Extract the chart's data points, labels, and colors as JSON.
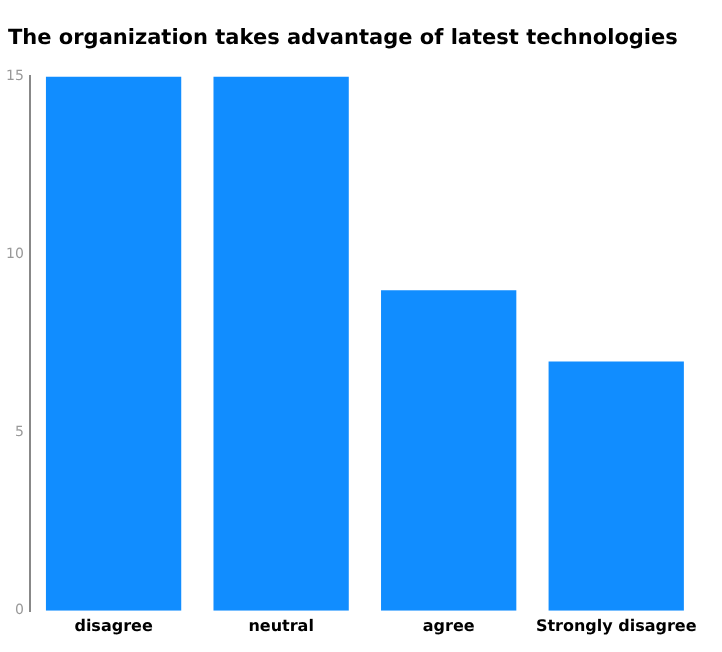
{
  "chart_data": {
    "type": "bar",
    "title": "The organization takes advantage of latest technologies",
    "categories": [
      "disagree",
      "neutral",
      "agree",
      "Strongly disagree"
    ],
    "values": [
      15,
      15,
      9,
      7
    ],
    "color": "#118dff",
    "ylim": [
      0,
      15
    ],
    "yticks": [
      0,
      5,
      10,
      15
    ],
    "grid": false
  }
}
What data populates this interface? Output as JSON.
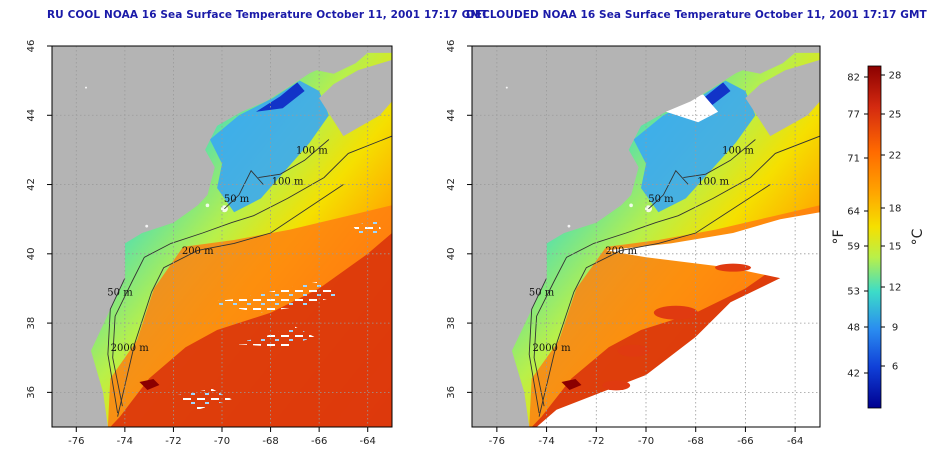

• What is being asked:
Write the material out again exactly as it appears, dropping the pictures.

• Reply:
Extract the chart's data points, labels, and colors as JSON.
{
  "chart_data": {
    "type": "bar",
    "title": "The organization takes advantage of latest technologies",
    "categories": [
      "disagree",
      "neutral",
      "agree",
      "Strongly disagree"
    ],
    "values": [
      15,
      15,
      9,
      7
    ],
    "color": "#118dff",
    "ylim": [
      0,
      15
    ],
    "yticks": [
      0,
      5,
      10,
      15
    ],
    "grid": false
  }
}
What data populates this interface? Output as JSON.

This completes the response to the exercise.